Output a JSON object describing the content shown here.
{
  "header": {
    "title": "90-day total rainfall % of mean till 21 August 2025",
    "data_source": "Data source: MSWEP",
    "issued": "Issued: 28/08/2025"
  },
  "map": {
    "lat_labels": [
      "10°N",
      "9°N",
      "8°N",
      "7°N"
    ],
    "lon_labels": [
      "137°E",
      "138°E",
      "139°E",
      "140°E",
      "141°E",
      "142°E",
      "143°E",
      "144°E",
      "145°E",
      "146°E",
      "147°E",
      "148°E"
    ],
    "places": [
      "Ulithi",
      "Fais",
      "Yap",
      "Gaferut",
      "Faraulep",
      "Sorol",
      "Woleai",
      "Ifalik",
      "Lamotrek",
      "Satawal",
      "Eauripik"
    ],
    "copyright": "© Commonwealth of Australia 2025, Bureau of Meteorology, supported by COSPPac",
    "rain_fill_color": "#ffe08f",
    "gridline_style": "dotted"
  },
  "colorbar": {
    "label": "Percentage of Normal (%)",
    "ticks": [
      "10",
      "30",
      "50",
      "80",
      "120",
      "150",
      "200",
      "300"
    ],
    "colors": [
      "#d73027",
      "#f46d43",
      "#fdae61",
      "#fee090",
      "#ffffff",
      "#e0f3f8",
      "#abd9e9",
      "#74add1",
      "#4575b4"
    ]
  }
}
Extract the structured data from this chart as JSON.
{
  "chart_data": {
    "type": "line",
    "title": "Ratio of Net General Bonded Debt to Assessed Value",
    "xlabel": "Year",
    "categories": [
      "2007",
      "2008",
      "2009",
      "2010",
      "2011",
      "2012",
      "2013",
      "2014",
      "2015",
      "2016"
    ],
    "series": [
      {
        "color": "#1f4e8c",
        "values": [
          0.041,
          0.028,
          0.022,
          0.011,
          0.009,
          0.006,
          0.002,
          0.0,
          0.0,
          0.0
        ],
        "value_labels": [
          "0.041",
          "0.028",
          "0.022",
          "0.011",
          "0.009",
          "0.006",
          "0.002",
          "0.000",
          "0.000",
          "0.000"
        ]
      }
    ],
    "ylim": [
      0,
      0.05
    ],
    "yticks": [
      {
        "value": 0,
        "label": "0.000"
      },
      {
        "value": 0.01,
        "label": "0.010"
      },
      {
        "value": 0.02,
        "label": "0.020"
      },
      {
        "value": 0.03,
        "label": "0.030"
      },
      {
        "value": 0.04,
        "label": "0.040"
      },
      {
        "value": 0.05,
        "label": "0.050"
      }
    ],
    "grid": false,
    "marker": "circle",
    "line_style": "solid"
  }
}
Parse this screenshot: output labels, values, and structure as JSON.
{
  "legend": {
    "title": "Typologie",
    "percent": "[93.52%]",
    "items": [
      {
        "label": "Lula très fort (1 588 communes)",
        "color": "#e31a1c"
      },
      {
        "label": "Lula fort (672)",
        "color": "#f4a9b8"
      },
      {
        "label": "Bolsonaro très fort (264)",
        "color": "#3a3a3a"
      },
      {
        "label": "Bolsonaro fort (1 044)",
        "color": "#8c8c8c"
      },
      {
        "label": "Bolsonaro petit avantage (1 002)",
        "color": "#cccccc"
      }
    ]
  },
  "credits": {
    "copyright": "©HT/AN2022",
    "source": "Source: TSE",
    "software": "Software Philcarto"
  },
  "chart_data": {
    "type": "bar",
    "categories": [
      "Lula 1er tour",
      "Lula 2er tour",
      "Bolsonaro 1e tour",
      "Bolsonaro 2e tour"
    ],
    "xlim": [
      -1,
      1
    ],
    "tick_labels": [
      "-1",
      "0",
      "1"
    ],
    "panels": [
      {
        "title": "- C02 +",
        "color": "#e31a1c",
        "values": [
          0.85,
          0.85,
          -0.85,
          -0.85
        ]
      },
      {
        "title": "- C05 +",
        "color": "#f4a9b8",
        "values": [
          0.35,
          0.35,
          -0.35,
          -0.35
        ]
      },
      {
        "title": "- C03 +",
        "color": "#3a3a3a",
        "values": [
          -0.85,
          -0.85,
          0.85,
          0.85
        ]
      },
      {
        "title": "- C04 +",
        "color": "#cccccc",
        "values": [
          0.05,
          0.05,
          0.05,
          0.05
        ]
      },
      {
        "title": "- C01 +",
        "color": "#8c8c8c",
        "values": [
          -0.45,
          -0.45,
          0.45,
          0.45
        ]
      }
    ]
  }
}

--

Aim: Pull every line containing "Lula" out of the data above.

Solved exercise:
        "label": "Lula très fort (1 588 communes)",
        "label": "Lula fort (672)",
      "Lula 1er tour",
      "Lula 2er tour",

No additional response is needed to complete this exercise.